=== Data for this task ===
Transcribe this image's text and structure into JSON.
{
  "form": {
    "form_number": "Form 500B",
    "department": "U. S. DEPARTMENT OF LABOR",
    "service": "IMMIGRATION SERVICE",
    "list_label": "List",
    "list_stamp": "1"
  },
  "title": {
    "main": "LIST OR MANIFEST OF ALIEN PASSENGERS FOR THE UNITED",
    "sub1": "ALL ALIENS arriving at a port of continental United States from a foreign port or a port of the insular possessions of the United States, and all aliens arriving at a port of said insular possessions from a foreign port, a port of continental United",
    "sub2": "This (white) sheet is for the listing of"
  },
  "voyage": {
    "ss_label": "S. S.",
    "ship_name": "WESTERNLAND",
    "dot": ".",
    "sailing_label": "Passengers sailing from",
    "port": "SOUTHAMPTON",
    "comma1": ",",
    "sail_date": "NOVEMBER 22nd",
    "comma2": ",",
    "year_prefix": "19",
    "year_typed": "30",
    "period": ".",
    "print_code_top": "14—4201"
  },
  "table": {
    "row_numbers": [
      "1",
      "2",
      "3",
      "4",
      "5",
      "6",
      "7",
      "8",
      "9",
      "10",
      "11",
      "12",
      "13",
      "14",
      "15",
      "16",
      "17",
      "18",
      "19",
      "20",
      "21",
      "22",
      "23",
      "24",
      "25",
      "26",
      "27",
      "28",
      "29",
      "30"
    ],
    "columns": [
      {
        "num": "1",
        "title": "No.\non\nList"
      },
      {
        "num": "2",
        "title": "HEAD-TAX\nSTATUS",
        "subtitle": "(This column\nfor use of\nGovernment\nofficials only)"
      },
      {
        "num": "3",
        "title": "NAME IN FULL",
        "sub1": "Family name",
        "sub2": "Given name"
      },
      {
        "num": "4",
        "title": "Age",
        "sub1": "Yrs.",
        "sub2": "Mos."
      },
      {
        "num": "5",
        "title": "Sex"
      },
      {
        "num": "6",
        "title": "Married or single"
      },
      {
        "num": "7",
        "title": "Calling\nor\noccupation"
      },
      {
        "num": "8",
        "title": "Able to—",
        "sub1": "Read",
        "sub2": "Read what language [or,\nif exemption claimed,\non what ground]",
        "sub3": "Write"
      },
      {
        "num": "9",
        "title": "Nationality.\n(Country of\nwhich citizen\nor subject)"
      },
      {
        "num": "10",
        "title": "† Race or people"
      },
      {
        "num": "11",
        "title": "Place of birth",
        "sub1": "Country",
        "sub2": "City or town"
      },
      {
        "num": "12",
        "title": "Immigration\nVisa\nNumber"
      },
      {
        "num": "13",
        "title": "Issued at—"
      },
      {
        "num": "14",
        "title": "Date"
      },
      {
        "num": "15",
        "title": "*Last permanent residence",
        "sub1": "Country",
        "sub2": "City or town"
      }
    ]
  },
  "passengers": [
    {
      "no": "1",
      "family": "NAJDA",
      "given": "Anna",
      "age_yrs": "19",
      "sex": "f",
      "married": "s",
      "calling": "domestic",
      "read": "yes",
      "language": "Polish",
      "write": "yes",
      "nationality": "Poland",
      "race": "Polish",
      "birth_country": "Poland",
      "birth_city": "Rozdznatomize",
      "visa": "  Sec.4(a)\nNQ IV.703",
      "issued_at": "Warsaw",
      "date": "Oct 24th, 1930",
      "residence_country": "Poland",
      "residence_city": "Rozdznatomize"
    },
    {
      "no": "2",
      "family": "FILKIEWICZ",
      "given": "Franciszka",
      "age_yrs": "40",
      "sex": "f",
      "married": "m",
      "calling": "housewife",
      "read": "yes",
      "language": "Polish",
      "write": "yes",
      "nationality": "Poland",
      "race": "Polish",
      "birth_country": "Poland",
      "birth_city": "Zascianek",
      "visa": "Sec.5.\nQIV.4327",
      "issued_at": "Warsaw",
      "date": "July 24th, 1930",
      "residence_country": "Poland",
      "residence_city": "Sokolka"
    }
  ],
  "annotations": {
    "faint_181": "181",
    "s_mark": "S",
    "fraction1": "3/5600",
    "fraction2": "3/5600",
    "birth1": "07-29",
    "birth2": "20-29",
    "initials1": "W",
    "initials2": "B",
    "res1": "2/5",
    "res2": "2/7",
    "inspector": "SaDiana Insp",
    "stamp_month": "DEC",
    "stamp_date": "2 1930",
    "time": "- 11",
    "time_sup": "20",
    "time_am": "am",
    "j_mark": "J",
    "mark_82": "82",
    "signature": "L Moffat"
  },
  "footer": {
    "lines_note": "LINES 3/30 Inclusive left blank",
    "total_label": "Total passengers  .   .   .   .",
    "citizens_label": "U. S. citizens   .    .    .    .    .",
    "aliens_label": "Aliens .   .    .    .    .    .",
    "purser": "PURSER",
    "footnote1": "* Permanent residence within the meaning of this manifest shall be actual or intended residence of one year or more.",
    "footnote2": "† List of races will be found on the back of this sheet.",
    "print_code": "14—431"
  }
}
===
Job: Exactly reproduce all of the entries.

Written answer:
Transcribe this image's text and structure into JSON.
{
  "form": {
    "form_number": "Form 500B",
    "department": "U. S. DEPARTMENT OF LABOR",
    "service": "IMMIGRATION SERVICE",
    "list_label": "List",
    "list_stamp": "1"
  },
  "title": {
    "main": "LIST OR MANIFEST OF ALIEN PASSENGERS FOR THE UNITED",
    "sub1": "ALL ALIENS arriving at a port of continental United States from a foreign port or a port of the insular possessions of the United States, and all aliens arriving at a port of said insular possessions from a foreign port, a port of continental United",
    "sub2": "This (white) sheet is for the listing of"
  },
  "voyage": {
    "ss_label": "S. S.",
    "ship_name": "WESTERNLAND",
    "dot": ".",
    "sailing_label": "Passengers sailing from",
    "port": "SOUTHAMPTON",
    "comma1": ",",
    "sail_date": "NOVEMBER 22nd",
    "comma2": ",",
    "year_prefix": "19",
    "year_typed": "30",
    "period": ".",
    "print_code_top": "14—4201"
  },
  "table": {
    "row_numbers": [
      "1",
      "2",
      "3",
      "4",
      "5",
      "6",
      "7",
      "8",
      "9",
      "10",
      "11",
      "12",
      "13",
      "14",
      "15",
      "16",
      "17",
      "18",
      "19",
      "20",
      "21",
      "22",
      "23",
      "24",
      "25",
      "26",
      "27",
      "28",
      "29",
      "30"
    ],
    "columns": [
      {
        "num": "1",
        "title": "No.\non\nList"
      },
      {
        "num": "2",
        "title": "HEAD-TAX\nSTATUS",
        "subtitle": "(This column\nfor use of\nGovernment\nofficials only)"
      },
      {
        "num": "3",
        "title": "NAME IN FULL",
        "sub1": "Family name",
        "sub2": "Given name"
      },
      {
        "num": "4",
        "title": "Age",
        "sub1": "Yrs.",
        "sub2": "Mos."
      },
      {
        "num": "5",
        "title": "Sex"
      },
      {
        "num": "6",
        "title": "Married or single"
      },
      {
        "num": "7",
        "title": "Calling\nor\noccupation"
      },
      {
        "num": "8",
        "title": "Able to—",
        "sub1": "Read",
        "sub2": "Read what language [or,\nif exemption claimed,\non what ground]",
        "sub3": "Write"
      },
      {
        "num": "9",
        "title": "Nationality.\n(Country of\nwhich citizen\nor subject)"
      },
      {
        "num": "10",
        "title": "† Race or people"
      },
      {
        "num": "11",
        "title": "Place of birth",
        "sub1": "Country",
        "sub2": "City or town"
      },
      {
        "num": "12",
        "title": "Immigration\nVisa\nNumber"
      },
      {
        "num": "13",
        "title": "Issued at—"
      },
      {
        "num": "14",
        "title": "Date"
      },
      {
        "num": "15",
        "title": "*Last permanent residence",
        "sub1": "Country",
        "sub2": "City or town"
      }
    ]
  },
  "passengers": [
    {
      "no": "1",
      "family": "NAJDA",
      "given": "Anna",
      "age_yrs": "19",
      "sex": "f",
      "married": "s",
      "calling": "domestic",
      "read": "yes",
      "language": "Polish",
      "write": "yes",
      "nationality": "Poland",
      "race": "Polish",
      "birth_country": "Poland",
      "birth_city": "Rozdznatomize",
      "visa": "  Sec.4(a)\nNQ IV.703",
      "issued_at": "Warsaw",
      "date": "Oct 24th, 1930",
      "residence_country": "Poland",
      "residence_city": "Rozdznatomize"
    },
    {
      "no": "2",
      "family": "FILKIEWICZ",
      "given": "Franciszka",
      "age_yrs": "40",
      "sex": "f",
      "married": "m",
      "calling": "housewife",
      "read": "yes",
      "language": "Polish",
      "write": "yes",
      "nationality": "Poland",
      "race": "Polish",
      "birth_country": "Poland",
      "birth_city": "Zascianek",
      "visa": "Sec.5.\nQIV.4327",
      "issued_at": "Warsaw",
      "date": "July 24th, 1930",
      "residence_country": "Poland",
      "residence_city": "Sokolka"
    }
  ],
  "annotations": {
    "faint_181": "181",
    "s_mark": "S",
    "fraction1": "3/5600",
    "fraction2": "3/5600",
    "birth1": "07-29",
    "birth2": "20-29",
    "initials1": "W",
    "initials2": "B",
    "res1": "2/5",
    "res2": "2/7",
    "inspector": "SaDiana Insp",
    "stamp_month": "DEC",
    "stamp_date": "2 1930",
    "time": "- 11",
    "time_sup": "20",
    "time_am": "am",
    "j_mark": "J",
    "mark_82": "82",
    "signature": "L Moffat"
  },
  "footer": {
    "lines_note": "LINES 3/30 Inclusive left blank",
    "total_label": "Total passengers  .   .   .   .",
    "citizens_label": "U. S. citizens   .    .    .    .    .",
    "aliens_label": "Aliens .   .    .    .    .    .",
    "purser": "PURSER",
    "footnote1": "* Permanent residence within the meaning of this manifest shall be actual or intended residence of one year or more.",
    "footnote2": "† List of races will be found on the back of this sheet.",
    "print_code": "14—431"
  }
}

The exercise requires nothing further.